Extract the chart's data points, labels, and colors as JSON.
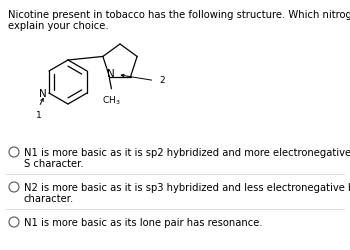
{
  "title_line1": "Nicotine present in tobacco has the following structure. Which nitrogen is more basic and",
  "title_line2": "explain your choice.",
  "options": [
    [
      "N1 is more basic as it is sp2 hybridized and more electronegative because of less",
      "S character."
    ],
    [
      "N2 is more basic as it is sp3 hybridized and less electronegative because of less S",
      "character."
    ],
    [
      "N1 is more basic as its lone pair has resonance."
    ]
  ],
  "bg_color": "#ffffff",
  "text_color": "#000000",
  "font_size": 7.2,
  "title_font_size": 7.2,
  "mol_col": "#000000"
}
━━━━━━━━
## Stated exercise
Copy the listing exactly. Any image in it stays out of the copy.

## Problem solution
Extract the chart's data points, labels, and colors as JSON.
{
  "title_line1": "Nicotine present in tobacco has the following structure. Which nitrogen is more basic and",
  "title_line2": "explain your choice.",
  "options": [
    [
      "N1 is more basic as it is sp2 hybridized and more electronegative because of less",
      "S character."
    ],
    [
      "N2 is more basic as it is sp3 hybridized and less electronegative because of less S",
      "character."
    ],
    [
      "N1 is more basic as its lone pair has resonance."
    ]
  ],
  "bg_color": "#ffffff",
  "text_color": "#000000",
  "font_size": 7.2,
  "title_font_size": 7.2,
  "mol_col": "#000000"
}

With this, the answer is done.